Each record needs to be echoed exactly; can you do that?

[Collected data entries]
+ + + + +
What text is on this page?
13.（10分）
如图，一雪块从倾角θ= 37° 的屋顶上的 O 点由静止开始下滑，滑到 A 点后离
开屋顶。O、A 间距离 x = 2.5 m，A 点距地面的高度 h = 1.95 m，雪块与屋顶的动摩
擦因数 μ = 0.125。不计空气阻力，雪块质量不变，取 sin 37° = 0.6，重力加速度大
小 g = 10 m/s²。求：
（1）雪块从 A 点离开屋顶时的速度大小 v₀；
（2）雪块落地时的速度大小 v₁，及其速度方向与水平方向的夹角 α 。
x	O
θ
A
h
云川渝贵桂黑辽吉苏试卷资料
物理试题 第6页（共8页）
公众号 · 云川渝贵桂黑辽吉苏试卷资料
+ + + + +
- [EXERCISE RESPONSE]
What text is on this page?
13.（10分）
如图，一雪块从倾角θ= 37° 的屋顶上的 O 点由静止开始下滑，滑到 A 点后离
开屋顶。O、A 间距离 x = 2.5 m，A 点距地面的高度 h = 1.95 m，雪块与屋顶的动摩
擦因数 μ = 0.125。不计空气阻力，雪块质量不变，取 sin 37° = 0.6，重力加速度大
小 g = 10 m/s²。求：
（1）雪块从 A 点离开屋顶时的速度大小 v₀；
（2）雪块落地时的速度大小 v₁，及其速度方向与水平方向的夹角 α 。
x	O
θ
A
h
云川渝贵桂黑辽吉苏试卷资料
物理试题 第6页（共8页）
公众号 · 云川渝贵桂黑辽吉苏试卷资料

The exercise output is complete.